─── Listed entries
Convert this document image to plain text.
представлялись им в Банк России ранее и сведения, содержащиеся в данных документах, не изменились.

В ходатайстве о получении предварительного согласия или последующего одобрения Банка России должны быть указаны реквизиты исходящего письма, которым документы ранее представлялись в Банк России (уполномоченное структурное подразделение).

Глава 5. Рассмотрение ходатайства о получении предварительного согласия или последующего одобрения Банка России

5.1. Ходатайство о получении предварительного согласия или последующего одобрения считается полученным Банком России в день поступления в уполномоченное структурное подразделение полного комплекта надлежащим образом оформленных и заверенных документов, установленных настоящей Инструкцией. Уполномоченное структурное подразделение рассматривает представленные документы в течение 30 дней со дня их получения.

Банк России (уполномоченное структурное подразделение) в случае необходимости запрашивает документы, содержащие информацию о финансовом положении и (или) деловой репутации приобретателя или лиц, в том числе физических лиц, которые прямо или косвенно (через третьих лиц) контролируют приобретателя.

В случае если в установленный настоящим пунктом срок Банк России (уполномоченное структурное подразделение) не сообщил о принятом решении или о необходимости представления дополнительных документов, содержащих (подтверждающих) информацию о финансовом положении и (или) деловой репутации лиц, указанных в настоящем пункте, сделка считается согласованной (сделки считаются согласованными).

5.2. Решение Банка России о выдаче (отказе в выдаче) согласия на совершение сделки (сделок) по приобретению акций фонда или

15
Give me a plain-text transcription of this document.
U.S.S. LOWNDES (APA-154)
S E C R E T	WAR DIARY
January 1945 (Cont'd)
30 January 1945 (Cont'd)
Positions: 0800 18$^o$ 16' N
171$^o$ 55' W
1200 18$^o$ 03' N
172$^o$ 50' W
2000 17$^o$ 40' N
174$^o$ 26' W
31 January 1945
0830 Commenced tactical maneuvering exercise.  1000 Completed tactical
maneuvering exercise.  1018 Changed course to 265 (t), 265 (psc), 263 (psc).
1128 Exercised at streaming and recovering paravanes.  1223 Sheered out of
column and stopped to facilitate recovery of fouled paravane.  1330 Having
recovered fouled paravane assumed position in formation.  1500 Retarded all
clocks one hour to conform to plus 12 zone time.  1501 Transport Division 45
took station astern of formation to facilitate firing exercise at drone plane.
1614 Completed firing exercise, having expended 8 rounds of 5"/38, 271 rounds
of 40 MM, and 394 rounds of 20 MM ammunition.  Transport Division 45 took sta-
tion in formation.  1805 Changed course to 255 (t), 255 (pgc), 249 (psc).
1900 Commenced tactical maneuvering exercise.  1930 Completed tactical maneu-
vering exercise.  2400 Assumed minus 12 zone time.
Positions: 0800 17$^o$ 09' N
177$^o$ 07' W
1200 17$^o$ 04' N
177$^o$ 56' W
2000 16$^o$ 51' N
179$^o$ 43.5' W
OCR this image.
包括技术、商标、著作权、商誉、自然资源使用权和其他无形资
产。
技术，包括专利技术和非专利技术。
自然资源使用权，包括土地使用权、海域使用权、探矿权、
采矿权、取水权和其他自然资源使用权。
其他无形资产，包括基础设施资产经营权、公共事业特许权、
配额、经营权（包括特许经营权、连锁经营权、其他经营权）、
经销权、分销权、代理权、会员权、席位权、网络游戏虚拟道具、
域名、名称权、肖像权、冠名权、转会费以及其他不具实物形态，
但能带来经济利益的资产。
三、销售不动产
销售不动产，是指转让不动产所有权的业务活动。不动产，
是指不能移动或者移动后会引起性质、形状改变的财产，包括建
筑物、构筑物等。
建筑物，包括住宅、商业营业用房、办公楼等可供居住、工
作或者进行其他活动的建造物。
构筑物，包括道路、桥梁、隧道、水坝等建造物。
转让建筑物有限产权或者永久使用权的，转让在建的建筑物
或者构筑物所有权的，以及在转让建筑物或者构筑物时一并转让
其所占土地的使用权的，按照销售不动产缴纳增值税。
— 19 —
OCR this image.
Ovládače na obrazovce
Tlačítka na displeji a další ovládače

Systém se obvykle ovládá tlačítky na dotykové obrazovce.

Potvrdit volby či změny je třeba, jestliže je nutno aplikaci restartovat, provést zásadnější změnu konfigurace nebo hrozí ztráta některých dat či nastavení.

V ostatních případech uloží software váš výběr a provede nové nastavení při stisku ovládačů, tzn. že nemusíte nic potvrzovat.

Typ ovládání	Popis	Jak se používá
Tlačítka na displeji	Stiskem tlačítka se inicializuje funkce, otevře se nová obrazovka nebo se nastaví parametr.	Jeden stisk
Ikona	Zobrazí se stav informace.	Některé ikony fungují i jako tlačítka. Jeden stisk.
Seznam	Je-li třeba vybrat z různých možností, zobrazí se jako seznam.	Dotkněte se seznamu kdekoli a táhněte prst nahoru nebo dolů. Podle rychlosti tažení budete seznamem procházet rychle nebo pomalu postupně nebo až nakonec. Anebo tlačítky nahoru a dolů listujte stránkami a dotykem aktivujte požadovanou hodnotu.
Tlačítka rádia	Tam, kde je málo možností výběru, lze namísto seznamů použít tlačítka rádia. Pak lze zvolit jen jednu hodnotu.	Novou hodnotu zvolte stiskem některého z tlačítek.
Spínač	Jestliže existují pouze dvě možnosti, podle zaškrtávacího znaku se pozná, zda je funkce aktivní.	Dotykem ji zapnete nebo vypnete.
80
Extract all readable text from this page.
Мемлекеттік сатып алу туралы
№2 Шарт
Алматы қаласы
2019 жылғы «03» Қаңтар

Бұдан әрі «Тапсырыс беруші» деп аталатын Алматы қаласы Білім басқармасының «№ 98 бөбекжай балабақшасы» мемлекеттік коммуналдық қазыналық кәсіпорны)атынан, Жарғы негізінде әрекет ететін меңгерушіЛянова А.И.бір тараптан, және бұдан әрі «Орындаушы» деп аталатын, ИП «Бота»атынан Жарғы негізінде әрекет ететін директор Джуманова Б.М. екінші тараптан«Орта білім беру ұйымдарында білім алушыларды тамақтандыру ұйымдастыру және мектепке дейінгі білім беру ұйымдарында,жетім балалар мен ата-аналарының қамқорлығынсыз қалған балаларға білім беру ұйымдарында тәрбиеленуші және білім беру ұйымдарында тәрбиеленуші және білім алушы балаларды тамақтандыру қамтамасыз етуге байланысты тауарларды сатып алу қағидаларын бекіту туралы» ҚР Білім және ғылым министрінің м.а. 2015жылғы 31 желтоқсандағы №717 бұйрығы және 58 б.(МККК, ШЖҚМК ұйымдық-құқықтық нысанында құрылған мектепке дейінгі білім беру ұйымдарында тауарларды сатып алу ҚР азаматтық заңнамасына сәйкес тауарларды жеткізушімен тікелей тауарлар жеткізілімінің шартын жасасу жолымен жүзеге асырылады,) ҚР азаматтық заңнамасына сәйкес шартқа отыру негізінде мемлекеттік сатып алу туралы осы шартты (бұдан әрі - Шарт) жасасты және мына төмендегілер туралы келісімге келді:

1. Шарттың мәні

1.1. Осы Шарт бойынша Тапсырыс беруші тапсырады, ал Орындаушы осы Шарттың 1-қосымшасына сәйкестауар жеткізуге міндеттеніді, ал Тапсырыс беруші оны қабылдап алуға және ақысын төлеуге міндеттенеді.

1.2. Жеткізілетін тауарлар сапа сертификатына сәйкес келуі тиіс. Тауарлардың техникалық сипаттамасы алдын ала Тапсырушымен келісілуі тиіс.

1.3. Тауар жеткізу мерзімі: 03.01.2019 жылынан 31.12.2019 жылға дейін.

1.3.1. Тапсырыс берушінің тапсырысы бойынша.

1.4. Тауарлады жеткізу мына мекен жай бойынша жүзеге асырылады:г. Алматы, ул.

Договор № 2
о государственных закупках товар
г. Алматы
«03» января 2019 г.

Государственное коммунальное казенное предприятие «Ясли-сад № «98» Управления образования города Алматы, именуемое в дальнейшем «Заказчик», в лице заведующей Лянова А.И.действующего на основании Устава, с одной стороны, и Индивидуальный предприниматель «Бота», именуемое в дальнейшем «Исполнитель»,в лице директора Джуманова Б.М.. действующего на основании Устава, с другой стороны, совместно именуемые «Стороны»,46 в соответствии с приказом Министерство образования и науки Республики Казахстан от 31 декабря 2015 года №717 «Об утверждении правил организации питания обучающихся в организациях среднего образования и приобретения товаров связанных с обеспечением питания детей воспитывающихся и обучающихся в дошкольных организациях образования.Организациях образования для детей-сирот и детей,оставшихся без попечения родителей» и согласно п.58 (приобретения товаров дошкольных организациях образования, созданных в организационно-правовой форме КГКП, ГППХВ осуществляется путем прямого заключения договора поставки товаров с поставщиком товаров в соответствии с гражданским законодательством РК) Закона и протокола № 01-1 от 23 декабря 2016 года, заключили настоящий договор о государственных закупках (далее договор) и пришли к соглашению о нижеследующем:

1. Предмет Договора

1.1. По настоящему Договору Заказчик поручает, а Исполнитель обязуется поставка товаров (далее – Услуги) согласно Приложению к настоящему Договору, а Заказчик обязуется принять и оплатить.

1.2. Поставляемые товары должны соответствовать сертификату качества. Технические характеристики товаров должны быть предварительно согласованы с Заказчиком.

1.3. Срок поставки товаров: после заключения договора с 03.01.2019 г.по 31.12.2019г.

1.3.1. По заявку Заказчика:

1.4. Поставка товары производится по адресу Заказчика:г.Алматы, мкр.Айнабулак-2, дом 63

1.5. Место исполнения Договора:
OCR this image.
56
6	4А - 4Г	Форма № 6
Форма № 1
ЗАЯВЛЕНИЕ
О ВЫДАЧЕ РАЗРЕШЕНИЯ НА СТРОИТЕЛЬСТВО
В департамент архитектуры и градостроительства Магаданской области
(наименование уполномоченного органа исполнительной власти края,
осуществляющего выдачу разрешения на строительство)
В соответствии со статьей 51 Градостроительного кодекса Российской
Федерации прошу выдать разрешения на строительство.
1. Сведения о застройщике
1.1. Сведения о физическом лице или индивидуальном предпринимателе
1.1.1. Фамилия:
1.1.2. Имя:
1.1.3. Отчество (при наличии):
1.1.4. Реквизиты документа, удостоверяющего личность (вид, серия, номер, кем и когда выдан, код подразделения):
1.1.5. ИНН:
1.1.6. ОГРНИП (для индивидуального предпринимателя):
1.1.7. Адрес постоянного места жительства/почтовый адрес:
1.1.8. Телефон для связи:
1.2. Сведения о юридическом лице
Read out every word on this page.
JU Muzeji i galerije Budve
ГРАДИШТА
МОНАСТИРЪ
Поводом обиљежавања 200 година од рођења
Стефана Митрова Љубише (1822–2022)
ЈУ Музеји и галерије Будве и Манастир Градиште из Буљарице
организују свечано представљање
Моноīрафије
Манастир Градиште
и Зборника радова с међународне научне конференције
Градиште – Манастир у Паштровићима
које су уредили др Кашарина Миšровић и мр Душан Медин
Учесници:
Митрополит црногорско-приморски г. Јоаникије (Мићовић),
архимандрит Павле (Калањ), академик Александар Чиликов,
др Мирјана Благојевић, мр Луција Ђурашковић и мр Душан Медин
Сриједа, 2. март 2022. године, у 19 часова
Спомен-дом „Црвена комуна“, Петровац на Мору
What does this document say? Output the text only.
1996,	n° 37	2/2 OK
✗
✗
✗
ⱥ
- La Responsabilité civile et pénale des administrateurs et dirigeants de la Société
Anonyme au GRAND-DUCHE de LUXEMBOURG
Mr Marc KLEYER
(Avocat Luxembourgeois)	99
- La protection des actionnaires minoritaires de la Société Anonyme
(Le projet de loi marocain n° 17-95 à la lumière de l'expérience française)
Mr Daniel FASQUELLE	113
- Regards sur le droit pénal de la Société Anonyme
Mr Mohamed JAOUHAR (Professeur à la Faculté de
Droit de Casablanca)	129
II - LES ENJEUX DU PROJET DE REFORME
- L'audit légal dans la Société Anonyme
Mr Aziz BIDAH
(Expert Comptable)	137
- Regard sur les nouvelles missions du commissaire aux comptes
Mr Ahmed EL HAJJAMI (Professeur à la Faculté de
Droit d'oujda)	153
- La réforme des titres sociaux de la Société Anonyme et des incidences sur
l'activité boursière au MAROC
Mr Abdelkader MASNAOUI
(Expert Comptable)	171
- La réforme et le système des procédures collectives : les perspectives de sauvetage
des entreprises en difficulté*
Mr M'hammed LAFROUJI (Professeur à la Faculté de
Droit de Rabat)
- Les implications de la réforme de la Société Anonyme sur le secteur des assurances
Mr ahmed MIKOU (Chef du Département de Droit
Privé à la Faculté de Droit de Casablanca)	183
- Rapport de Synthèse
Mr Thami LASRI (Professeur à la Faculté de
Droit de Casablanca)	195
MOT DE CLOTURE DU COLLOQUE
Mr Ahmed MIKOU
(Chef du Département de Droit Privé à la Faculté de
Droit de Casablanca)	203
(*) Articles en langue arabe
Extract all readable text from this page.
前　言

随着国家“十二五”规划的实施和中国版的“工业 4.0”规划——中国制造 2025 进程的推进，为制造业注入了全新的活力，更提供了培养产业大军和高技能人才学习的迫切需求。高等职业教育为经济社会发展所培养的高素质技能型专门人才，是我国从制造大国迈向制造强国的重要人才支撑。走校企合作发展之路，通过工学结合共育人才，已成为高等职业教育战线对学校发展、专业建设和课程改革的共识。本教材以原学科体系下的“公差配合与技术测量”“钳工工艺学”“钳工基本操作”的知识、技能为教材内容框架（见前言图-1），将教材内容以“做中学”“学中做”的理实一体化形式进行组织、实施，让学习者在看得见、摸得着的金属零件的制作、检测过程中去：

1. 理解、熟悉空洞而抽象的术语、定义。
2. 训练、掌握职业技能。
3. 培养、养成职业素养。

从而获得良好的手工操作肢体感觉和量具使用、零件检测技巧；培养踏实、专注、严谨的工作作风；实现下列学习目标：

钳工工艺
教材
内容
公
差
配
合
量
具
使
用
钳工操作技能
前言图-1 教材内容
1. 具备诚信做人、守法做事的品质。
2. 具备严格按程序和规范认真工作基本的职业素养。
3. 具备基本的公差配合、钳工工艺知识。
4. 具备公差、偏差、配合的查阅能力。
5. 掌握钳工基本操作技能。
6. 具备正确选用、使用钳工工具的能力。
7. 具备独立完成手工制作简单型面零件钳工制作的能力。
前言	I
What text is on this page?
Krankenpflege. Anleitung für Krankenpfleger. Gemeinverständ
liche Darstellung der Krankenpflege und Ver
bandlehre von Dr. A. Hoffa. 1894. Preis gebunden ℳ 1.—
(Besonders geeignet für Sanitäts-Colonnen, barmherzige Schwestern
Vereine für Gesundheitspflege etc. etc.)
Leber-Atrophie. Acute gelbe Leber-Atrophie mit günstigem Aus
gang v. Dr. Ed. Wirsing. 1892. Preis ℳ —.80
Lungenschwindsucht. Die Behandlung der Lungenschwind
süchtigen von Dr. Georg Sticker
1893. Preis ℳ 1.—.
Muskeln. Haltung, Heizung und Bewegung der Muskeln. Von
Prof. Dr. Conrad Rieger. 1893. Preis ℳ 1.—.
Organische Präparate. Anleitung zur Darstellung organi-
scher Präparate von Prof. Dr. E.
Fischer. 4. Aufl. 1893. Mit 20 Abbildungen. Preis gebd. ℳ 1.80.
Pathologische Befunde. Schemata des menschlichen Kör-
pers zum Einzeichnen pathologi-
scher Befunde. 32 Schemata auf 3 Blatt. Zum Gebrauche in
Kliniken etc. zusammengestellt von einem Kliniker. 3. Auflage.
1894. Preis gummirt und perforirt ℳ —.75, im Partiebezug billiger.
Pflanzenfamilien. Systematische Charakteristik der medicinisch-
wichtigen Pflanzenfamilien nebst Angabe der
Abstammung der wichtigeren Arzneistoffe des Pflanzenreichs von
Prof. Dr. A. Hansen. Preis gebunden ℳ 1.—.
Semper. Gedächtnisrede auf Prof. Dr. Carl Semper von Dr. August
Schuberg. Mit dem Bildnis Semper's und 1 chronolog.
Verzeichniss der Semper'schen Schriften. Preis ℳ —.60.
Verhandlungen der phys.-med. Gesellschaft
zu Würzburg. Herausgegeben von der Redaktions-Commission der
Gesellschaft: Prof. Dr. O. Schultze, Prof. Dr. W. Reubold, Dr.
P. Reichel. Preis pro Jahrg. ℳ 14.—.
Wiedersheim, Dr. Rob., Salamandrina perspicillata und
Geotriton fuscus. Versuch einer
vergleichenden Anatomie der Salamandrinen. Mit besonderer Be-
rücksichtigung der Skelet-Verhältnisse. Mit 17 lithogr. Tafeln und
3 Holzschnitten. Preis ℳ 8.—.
──────
## Aim:
Count the lines that include the word "информацию" and state the result as a bare number.

## Task response:
2